Each entry below is to be printed verbatim.

* START Records shown *

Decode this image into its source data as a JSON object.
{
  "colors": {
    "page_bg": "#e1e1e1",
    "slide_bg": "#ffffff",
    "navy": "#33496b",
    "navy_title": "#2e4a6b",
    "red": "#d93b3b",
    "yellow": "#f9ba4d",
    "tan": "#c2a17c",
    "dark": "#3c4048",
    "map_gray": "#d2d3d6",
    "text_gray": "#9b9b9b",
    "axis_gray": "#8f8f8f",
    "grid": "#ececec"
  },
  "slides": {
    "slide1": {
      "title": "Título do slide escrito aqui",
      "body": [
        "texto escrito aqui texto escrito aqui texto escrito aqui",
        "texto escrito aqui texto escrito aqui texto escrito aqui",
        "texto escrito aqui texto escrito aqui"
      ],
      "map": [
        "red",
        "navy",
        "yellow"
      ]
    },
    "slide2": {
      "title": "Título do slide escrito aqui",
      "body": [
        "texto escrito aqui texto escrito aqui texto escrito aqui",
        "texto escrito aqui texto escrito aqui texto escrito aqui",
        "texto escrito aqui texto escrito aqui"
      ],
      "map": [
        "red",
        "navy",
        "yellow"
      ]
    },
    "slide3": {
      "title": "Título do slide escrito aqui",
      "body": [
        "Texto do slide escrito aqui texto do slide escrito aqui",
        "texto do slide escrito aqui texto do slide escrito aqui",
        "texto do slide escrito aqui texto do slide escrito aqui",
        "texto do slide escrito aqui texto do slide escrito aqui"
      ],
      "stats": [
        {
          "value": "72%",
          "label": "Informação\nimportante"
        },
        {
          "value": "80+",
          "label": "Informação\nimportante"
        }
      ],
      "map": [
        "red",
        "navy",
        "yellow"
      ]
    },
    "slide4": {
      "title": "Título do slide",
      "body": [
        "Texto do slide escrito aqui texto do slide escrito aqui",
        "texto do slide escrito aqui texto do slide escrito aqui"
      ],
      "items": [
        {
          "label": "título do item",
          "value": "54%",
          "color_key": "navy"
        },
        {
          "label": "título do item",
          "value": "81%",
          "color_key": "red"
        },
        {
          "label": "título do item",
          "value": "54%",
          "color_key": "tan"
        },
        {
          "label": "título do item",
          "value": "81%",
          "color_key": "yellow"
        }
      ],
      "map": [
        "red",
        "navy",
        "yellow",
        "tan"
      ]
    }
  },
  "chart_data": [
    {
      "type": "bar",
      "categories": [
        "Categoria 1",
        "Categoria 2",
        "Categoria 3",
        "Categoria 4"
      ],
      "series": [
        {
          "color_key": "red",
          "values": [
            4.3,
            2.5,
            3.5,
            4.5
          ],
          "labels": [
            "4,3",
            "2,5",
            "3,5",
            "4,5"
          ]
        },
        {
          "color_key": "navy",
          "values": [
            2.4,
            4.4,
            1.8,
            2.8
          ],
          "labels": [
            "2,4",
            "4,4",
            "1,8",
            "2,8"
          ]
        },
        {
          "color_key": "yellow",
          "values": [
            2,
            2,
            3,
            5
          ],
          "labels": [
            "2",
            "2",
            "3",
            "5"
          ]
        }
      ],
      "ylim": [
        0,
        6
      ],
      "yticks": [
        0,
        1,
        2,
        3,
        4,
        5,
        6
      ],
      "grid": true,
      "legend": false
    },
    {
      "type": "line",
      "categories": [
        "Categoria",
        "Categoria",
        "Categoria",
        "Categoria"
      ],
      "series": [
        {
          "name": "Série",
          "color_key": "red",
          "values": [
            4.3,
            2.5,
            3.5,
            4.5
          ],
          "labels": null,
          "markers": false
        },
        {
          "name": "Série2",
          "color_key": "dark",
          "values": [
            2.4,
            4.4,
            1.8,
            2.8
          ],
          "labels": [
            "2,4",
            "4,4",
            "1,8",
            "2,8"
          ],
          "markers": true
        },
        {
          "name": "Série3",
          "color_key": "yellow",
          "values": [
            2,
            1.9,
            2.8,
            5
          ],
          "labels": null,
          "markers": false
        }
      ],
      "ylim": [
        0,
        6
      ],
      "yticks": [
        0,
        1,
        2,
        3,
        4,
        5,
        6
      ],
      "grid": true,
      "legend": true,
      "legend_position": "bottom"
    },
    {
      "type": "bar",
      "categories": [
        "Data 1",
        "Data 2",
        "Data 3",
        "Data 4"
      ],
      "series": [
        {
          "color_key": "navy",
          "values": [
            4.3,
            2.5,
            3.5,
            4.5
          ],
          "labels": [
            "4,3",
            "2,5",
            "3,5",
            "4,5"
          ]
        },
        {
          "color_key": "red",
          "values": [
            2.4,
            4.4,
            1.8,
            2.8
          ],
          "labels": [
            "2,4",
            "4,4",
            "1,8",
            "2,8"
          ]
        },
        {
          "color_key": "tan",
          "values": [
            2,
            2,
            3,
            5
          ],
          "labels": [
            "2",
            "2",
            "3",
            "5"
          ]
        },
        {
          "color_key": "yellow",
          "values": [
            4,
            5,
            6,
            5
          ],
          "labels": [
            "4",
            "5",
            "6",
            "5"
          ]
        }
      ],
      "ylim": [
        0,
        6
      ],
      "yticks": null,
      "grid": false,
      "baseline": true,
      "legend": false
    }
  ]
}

* END Records shown *

__Response__:
Decode this image into its source data as a JSON object.
{
  "colors": {
    "page_bg": "#e1e1e1",
    "slide_bg": "#ffffff",
    "navy": "#33496b",
    "navy_title": "#2e4a6b",
    "red": "#d93b3b",
    "yellow": "#f9ba4d",
    "tan": "#c2a17c",
    "dark": "#3c4048",
    "map_gray": "#d2d3d6",
    "text_gray": "#9b9b9b",
    "axis_gray": "#8f8f8f",
    "grid": "#ececec"
  },
  "slides": {
    "slide1": {
      "title": "Título do slide escrito aqui",
      "body": [
        "texto escrito aqui texto escrito aqui texto escrito aqui",
        "texto escrito aqui texto escrito aqui texto escrito aqui",
        "texto escrito aqui texto escrito aqui"
      ],
      "map": [
        "red",
        "navy",
        "yellow"
      ]
    },
    "slide2": {
      "title": "Título do slide escrito aqui",
      "body": [
        "texto escrito aqui texto escrito aqui texto escrito aqui",
        "texto escrito aqui texto escrito aqui texto escrito aqui",
        "texto escrito aqui texto escrito aqui"
      ],
      "map": [
        "red",
        "navy",
        "yellow"
      ]
    },
    "slide3": {
      "title": "Título do slide escrito aqui",
      "body": [
        "Texto do slide escrito aqui texto do slide escrito aqui",
        "texto do slide escrito aqui texto do slide escrito aqui",
        "texto do slide escrito aqui texto do slide escrito aqui",
        "texto do slide escrito aqui texto do slide escrito aqui"
      ],
      "stats": [
        {
          "value": "72%",
          "label": "Informação\nimportante"
        },
        {
          "value": "80+",
          "label": "Informação\nimportante"
        }
      ],
      "map": [
        "red",
        "navy",
        "yellow"
      ]
    },
    "slide4": {
      "title": "Título do slide",
      "body": [
        "Texto do slide escrito aqui texto do slide escrito aqui",
        "texto do slide escrito aqui texto do slide escrito aqui"
      ],
      "items": [
        {
          "label": "título do item",
          "value": "54%",
          "color_key": "navy"
        },
        {
          "label": "título do item",
          "value": "81%",
          "color_key": "red"
        },
        {
          "label": "título do item",
          "value": "54%",
          "color_key": "tan"
        },
        {
          "label": "título do item",
          "value": "81%",
          "color_key": "yellow"
        }
      ],
      "map": [
        "red",
        "navy",
        "yellow",
        "tan"
      ]
    }
  },
  "chart_data": [
    {
      "type": "bar",
      "categories": [
        "Categoria 1",
        "Categoria 2",
        "Categoria 3",
        "Categoria 4"
      ],
      "series": [
        {
          "color_key": "red",
          "values": [
            4.3,
            2.5,
            3.5,
            4.5
          ],
          "labels": [
            "4,3",
            "2,5",
            "3,5",
            "4,5"
          ]
        },
        {
          "color_key": "navy",
          "values": [
            2.4,
            4.4,
            1.8,
            2.8
          ],
          "labels": [
            "2,4",
            "4,4",
            "1,8",
            "2,8"
          ]
        },
        {
          "color_key": "yellow",
          "values": [
            2,
            2,
            3,
            5
          ],
          "labels": [
            "2",
            "2",
            "3",
            "5"
          ]
        }
      ],
      "ylim": [
        0,
        6
      ],
      "yticks": [
        0,
        1,
        2,
        3,
        4,
        5,
        6
      ],
      "grid": true,
      "legend": false
    },
    {
      "type": "line",
      "categories": [
        "Categoria",
        "Categoria",
        "Categoria",
        "Categoria"
      ],
      "series": [
        {
          "name": "Série",
          "color_key": "red",
          "values": [
            4.3,
            2.5,
            3.5,
            4.5
          ],
          "labels": null,
          "markers": false
        },
        {
          "name": "Série2",
          "color_key": "dark",
          "values": [
            2.4,
            4.4,
            1.8,
            2.8
          ],
          "labels": [
            "2,4",
            "4,4",
            "1,8",
            "2,8"
          ],
          "markers": true
        },
        {
          "name": "Série3",
          "color_key": "yellow",
          "values": [
            2,
            1.9,
            2.8,
            5
          ],
          "labels": null,
          "markers": false
        }
      ],
      "ylim": [
        0,
        6
      ],
      "yticks": [
        0,
        1,
        2,
        3,
        4,
        5,
        6
      ],
      "grid": true,
      "legend": true,
      "legend_position": "bottom"
    },
    {
      "type": "bar",
      "categories": [
        "Data 1",
        "Data 2",
        "Data 3",
        "Data 4"
      ],
      "series": [
        {
          "color_key": "navy",
          "values": [
            4.3,
            2.5,
            3.5,
            4.5
          ],
          "labels": [
            "4,3",
            "2,5",
            "3,5",
            "4,5"
          ]
        },
        {
          "color_key": "red",
          "values": [
            2.4,
            4.4,
            1.8,
            2.8
          ],
          "labels": [
            "2,4",
            "4,4",
            "1,8",
            "2,8"
          ]
        },
        {
          "color_key": "tan",
          "values": [
            2,
            2,
            3,
            5
          ],
          "labels": [
            "2",
            "2",
            "3",
            "5"
          ]
        },
        {
          "color_key": "yellow",
          "values": [
            4,
            5,
            6,
            5
          ],
          "labels": [
            "4",
            "5",
            "6",
            "5"
          ]
        }
      ],
      "ylim": [
        0,
        6
      ],
      "yticks": null,
      "grid": false,
      "baseline": true,
      "legend": false
    }
  ]
}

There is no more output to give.